Direction -
Are you able to quote each entry exactly as written?

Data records
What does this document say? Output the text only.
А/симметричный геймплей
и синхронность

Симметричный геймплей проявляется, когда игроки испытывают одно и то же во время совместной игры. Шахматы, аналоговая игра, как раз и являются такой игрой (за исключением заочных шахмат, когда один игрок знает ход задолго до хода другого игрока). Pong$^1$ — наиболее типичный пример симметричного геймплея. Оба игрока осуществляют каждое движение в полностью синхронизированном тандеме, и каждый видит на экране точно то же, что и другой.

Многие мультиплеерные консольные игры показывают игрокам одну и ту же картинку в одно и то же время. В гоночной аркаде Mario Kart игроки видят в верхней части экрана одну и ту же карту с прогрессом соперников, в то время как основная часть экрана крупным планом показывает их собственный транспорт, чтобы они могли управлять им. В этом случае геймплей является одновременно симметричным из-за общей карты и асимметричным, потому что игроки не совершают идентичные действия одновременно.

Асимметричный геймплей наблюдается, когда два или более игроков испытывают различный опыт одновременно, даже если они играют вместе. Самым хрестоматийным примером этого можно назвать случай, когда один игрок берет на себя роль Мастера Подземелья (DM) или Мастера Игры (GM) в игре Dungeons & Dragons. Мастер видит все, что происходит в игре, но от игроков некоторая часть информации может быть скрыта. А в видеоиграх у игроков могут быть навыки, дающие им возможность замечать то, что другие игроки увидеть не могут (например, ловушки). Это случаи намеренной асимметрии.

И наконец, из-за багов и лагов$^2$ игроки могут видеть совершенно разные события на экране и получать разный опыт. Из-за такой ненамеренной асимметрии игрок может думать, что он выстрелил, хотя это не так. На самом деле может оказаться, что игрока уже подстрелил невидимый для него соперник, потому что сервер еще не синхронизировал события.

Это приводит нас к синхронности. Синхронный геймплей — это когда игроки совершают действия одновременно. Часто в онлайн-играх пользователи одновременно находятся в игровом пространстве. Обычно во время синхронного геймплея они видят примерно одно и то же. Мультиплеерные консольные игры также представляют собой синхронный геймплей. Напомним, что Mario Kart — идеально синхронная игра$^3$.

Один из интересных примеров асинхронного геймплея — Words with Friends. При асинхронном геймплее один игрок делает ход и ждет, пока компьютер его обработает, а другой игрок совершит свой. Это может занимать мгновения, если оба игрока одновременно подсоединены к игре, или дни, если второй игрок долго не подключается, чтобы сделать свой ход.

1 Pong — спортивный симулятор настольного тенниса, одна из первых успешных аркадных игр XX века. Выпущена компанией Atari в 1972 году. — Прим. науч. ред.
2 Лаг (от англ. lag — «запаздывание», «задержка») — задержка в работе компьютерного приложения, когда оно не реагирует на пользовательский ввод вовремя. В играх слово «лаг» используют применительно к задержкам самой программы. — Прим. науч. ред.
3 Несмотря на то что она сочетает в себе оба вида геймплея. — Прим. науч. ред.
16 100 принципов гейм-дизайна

Task answer -
What does this document say? Output the text only.
А/симметричный геймплей
и синхронность

Симметричный геймплей проявляется, когда игроки испытывают одно и то же во время совместной игры. Шахматы, аналоговая игра, как раз и являются такой игрой (за исключением заочных шахмат, когда один игрок знает ход задолго до хода другого игрока). Pong$^1$ — наиболее типичный пример симметричного геймплея. Оба игрока осуществляют каждое движение в полностью синхронизированном тандеме, и каждый видит на экране точно то же, что и другой.

Многие мультиплеерные консольные игры показывают игрокам одну и ту же картинку в одно и то же время. В гоночной аркаде Mario Kart игроки видят в верхней части экрана одну и ту же карту с прогрессом соперников, в то время как основная часть экрана крупным планом показывает их собственный транспорт, чтобы они могли управлять им. В этом случае геймплей является одновременно симметричным из-за общей карты и асимметричным, потому что игроки не совершают идентичные действия одновременно.

Асимметричный геймплей наблюдается, когда два или более игроков испытывают различный опыт одновременно, даже если они играют вместе. Самым хрестоматийным примером этого можно назвать случай, когда один игрок берет на себя роль Мастера Подземелья (DM) или Мастера Игры (GM) в игре Dungeons & Dragons. Мастер видит все, что происходит в игре, но от игроков некоторая часть информации может быть скрыта. А в видеоиграх у игроков могут быть навыки, дающие им возможность замечать то, что другие игроки увидеть не могут (например, ловушки). Это случаи намеренной асимметрии.

И наконец, из-за багов и лагов$^2$ игроки могут видеть совершенно разные события на экране и получать разный опыт. Из-за такой ненамеренной асимметрии игрок может думать, что он выстрелил, хотя это не так. На самом деле может оказаться, что игрока уже подстрелил невидимый для него соперник, потому что сервер еще не синхронизировал события.

Это приводит нас к синхронности. Синхронный геймплей — это когда игроки совершают действия одновременно. Часто в онлайн-играх пользователи одновременно находятся в игровом пространстве. Обычно во время синхронного геймплея они видят примерно одно и то же. Мультиплеерные консольные игры также представляют собой синхронный геймплей. Напомним, что Mario Kart — идеально синхронная игра$^3$.

Один из интересных примеров асинхронного геймплея — Words with Friends. При асинхронном геймплее один игрок делает ход и ждет, пока компьютер его обработает, а другой игрок совершит свой. Это может занимать мгновения, если оба игрока одновременно подсоединены к игре, или дни, если второй игрок долго не подключается, чтобы сделать свой ход.

1 Pong — спортивный симулятор настольного тенниса, одна из первых успешных аркадных игр XX века. Выпущена компанией Atari в 1972 году. — Прим. науч. ред.
2 Лаг (от англ. lag — «запаздывание», «задержка») — задержка в работе компьютерного приложения, когда оно не реагирует на пользовательский ввод вовремя. В играх слово «лаг» используют применительно к задержкам самой программы. — Прим. науч. ред.
3 Несмотря на то что она сочетает в себе оба вида геймплея. — Прим. науч. ред.
16 100 принципов гейм-дизайна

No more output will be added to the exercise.